◆ **Stored records**
>>
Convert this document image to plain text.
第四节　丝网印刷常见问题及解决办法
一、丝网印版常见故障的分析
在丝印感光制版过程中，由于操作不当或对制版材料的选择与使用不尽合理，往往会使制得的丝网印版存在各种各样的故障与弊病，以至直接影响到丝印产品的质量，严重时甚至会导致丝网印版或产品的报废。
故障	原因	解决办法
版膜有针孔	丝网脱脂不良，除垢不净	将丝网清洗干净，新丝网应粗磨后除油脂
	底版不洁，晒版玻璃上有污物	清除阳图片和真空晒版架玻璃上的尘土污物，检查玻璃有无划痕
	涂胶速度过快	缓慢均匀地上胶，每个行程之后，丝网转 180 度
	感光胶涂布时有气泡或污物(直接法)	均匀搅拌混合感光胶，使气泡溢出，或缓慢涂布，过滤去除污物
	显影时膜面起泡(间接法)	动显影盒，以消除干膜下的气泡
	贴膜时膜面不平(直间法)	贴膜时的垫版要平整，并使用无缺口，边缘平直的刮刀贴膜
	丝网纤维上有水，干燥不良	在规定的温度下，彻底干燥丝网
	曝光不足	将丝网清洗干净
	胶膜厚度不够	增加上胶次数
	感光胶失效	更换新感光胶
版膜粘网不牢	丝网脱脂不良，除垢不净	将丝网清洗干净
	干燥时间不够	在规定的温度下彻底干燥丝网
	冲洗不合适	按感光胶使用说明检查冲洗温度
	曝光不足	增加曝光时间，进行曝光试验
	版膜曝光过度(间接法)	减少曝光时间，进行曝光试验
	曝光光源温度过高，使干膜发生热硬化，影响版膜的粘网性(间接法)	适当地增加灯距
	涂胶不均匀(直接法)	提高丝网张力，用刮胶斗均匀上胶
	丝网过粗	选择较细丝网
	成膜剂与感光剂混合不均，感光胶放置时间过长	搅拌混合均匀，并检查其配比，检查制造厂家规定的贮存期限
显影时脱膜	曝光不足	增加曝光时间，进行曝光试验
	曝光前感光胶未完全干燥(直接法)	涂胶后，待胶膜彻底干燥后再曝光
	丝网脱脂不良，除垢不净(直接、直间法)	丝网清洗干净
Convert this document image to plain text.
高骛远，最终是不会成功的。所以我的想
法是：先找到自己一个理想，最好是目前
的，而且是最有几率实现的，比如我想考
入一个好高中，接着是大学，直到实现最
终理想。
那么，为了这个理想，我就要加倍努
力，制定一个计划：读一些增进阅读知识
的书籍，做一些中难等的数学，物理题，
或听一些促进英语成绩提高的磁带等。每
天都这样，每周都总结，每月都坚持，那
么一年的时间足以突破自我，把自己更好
<<
◆ **Work to complete**
Copy out the full material exactly as it appears.

◆ **Exercise result**
Convert this document image to plain text.
第四节　丝网印刷常见问题及解决办法
一、丝网印版常见故障的分析
在丝印感光制版过程中，由于操作不当或对制版材料的选择与使用不尽合理，往往会使制得的丝网印版存在各种各样的故障与弊病，以至直接影响到丝印产品的质量，严重时甚至会导致丝网印版或产品的报废。
故障	原因	解决办法
版膜有针孔	丝网脱脂不良，除垢不净	将丝网清洗干净，新丝网应粗磨后除油脂
	底版不洁，晒版玻璃上有污物	清除阳图片和真空晒版架玻璃上的尘土污物，检查玻璃有无划痕
	涂胶速度过快	缓慢均匀地上胶，每个行程之后，丝网转 180 度
	感光胶涂布时有气泡或污物(直接法)	均匀搅拌混合感光胶，使气泡溢出，或缓慢涂布，过滤去除污物
	显影时膜面起泡(间接法)	动显影盒，以消除干膜下的气泡
	贴膜时膜面不平(直间法)	贴膜时的垫版要平整，并使用无缺口，边缘平直的刮刀贴膜
	丝网纤维上有水，干燥不良	在规定的温度下，彻底干燥丝网
	曝光不足	将丝网清洗干净
	胶膜厚度不够	增加上胶次数
	感光胶失效	更换新感光胶
版膜粘网不牢	丝网脱脂不良，除垢不净	将丝网清洗干净
	干燥时间不够	在规定的温度下彻底干燥丝网
	冲洗不合适	按感光胶使用说明检查冲洗温度
	曝光不足	增加曝光时间，进行曝光试验
	版膜曝光过度(间接法)	减少曝光时间，进行曝光试验
	曝光光源温度过高，使干膜发生热硬化，影响版膜的粘网性(间接法)	适当地增加灯距
	涂胶不均匀(直接法)	提高丝网张力，用刮胶斗均匀上胶
	丝网过粗	选择较细丝网
	成膜剂与感光剂混合不均，感光胶放置时间过长	搅拌混合均匀，并检查其配比，检查制造厂家规定的贮存期限
显影时脱膜	曝光不足	增加曝光时间，进行曝光试验
	曝光前感光胶未完全干燥(直接法)	涂胶后，待胶膜彻底干燥后再曝光
	丝网脱脂不良，除垢不净(直接、直间法)	丝网清洗干净
Convert this document image to plain text.
高骛远，最终是不会成功的。所以我的想
法是：先找到自己一个理想，最好是目前
的，而且是最有几率实现的，比如我想考
入一个好高中，接着是大学，直到实现最
终理想。
那么，为了这个理想，我就要加倍努
力，制定一个计划：读一些增进阅读知识
的书籍，做一些中难等的数学，物理题，
或听一些促进英语成绩提高的磁带等。每
天都这样，每周都总结，每月都坚持，那
么一年的时间足以突破自我，把自己更好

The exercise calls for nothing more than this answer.